▶ _Problem to solve_: Set all the material down again unchanged, without the pictures.

[Extracted data entries]
START
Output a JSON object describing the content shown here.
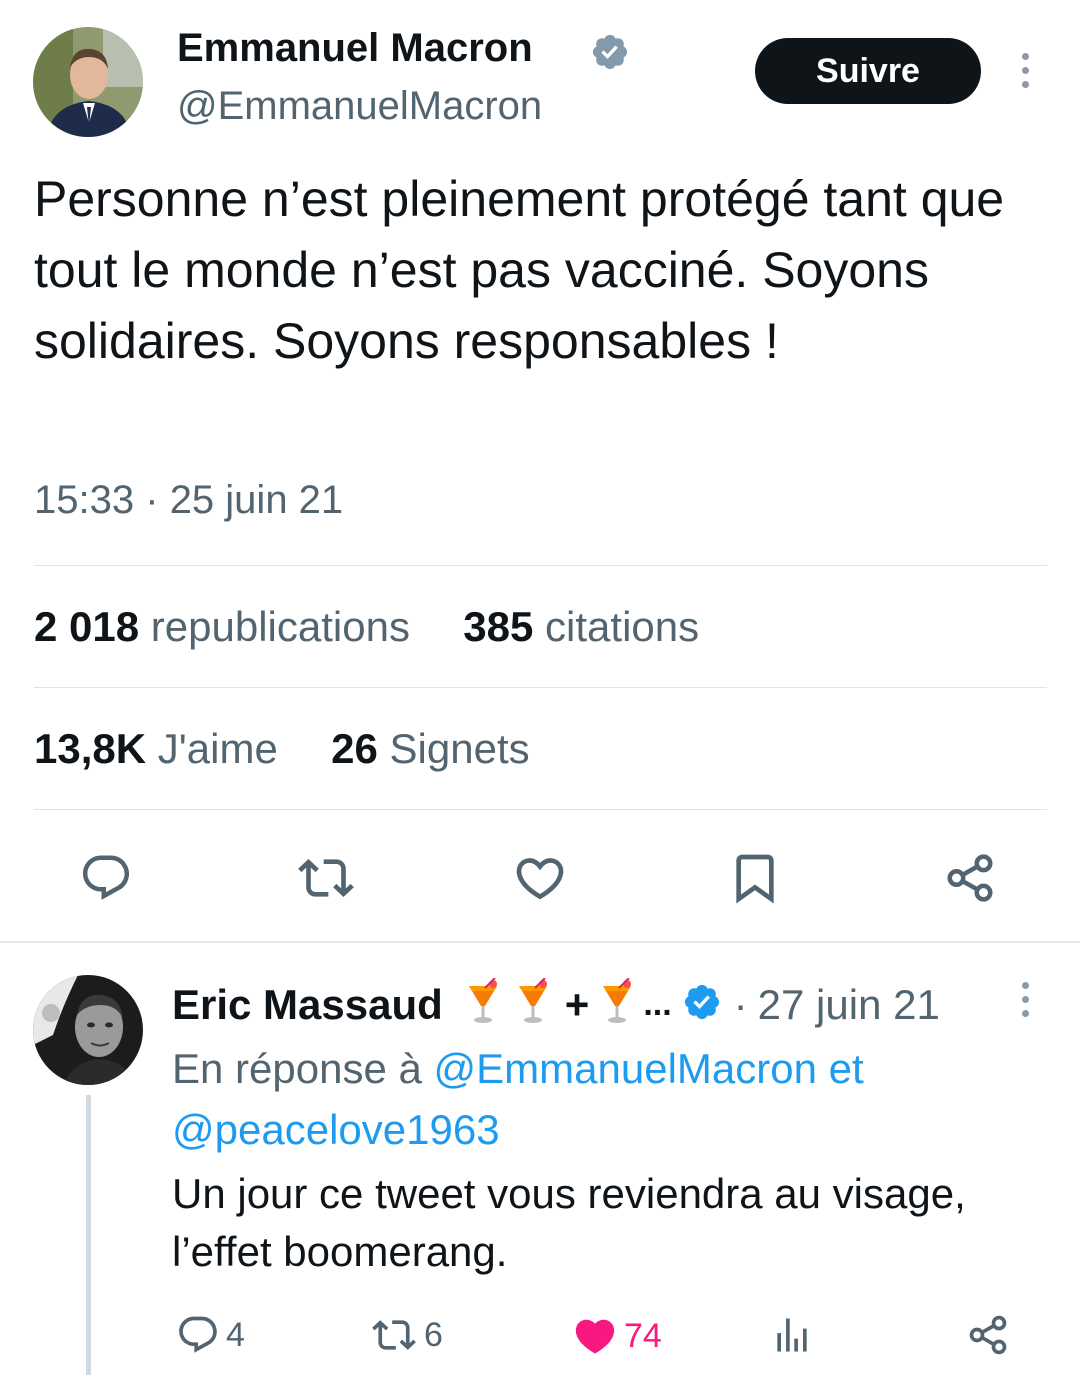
{
  "tweet": {
    "author_name": "Emmanuel Macron",
    "author_handle": "@EmmanuelMacron",
    "follow_label": "Suivre",
    "text": "Personne n’est pleinement protégé tant que tout le monde n’est pas vacciné. Soyons solidaires. Soyons responsables !",
    "time": "15:33",
    "separator": "·",
    "date": "25 juin 21",
    "stats": {
      "reposts_count": "2 018",
      "reposts_label": "republications",
      "quotes_count": "385",
      "quotes_label": "citations",
      "likes_count": "13,8K",
      "likes_label": "J'aime",
      "bookmarks_count": "26",
      "bookmarks_label": "Signets"
    }
  },
  "reply": {
    "author_name": "Eric Massaud",
    "name_suffix_plus": "+",
    "name_suffix_ellipsis": "...",
    "separator": "·",
    "date": "27 juin 21",
    "in_reply_prefix": "En réponse à",
    "mention_1": "@EmmanuelMacron",
    "and_word": "et",
    "mention_2": "@peacelove1963",
    "text": "Un jour ce tweet vous reviendra au visage, l’effet boomerang.",
    "replies_count": "4",
    "reposts_count": "6",
    "likes_count": "74"
  },
  "colors": {
    "text_primary": "#0f1419",
    "text_secondary": "#536471",
    "link": "#1d9bf0",
    "like_active": "#f91880",
    "verified_gray": "#829aab",
    "verified_blue": "#1d9bf0"
  },
  "icons": {
    "verified_gray": "verified-badge-icon",
    "verified_blue": "verified-badge-icon",
    "reply": "speech-bubble-icon",
    "repost": "repost-arrows-icon",
    "like": "heart-icon",
    "bookmark": "bookmark-icon",
    "share": "share-icon",
    "views": "bar-chart-icon",
    "more": "more-vertical-icon",
    "drink_emoji": "tropical-drink-emoji"
  }
}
END
▶ _Reply to the exercise_:
Output a JSON object describing the content shown here.
{
  "tweet": {
    "author_name": "Emmanuel Macron",
    "author_handle": "@EmmanuelMacron",
    "follow_label": "Suivre",
    "text": "Personne n’est pleinement protégé tant que tout le monde n’est pas vacciné. Soyons solidaires. Soyons responsables !",
    "time": "15:33",
    "separator": "·",
    "date": "25 juin 21",
    "stats": {
      "reposts_count": "2 018",
      "reposts_label": "republications",
      "quotes_count": "385",
      "quotes_label": "citations",
      "likes_count": "13,8K",
      "likes_label": "J'aime",
      "bookmarks_count": "26",
      "bookmarks_label": "Signets"
    }
  },
  "reply": {
    "author_name": "Eric Massaud",
    "name_suffix_plus": "+",
    "name_suffix_ellipsis": "...",
    "separator": "·",
    "date": "27 juin 21",
    "in_reply_prefix": "En réponse à",
    "mention_1": "@EmmanuelMacron",
    "and_word": "et",
    "mention_2": "@peacelove1963",
    "text": "Un jour ce tweet vous reviendra au visage, l’effet boomerang.",
    "replies_count": "4",
    "reposts_count": "6",
    "likes_count": "74"
  },
  "colors": {
    "text_primary": "#0f1419",
    "text_secondary": "#536471",
    "link": "#1d9bf0",
    "like_active": "#f91880",
    "verified_gray": "#829aab",
    "verified_blue": "#1d9bf0"
  },
  "icons": {
    "verified_gray": "verified-badge-icon",
    "verified_blue": "verified-badge-icon",
    "reply": "speech-bubble-icon",
    "repost": "repost-arrows-icon",
    "like": "heart-icon",
    "bookmark": "bookmark-icon",
    "share": "share-icon",
    "views": "bar-chart-icon",
    "more": "more-vertical-icon",
    "drink_emoji": "tropical-drink-emoji"
  }
}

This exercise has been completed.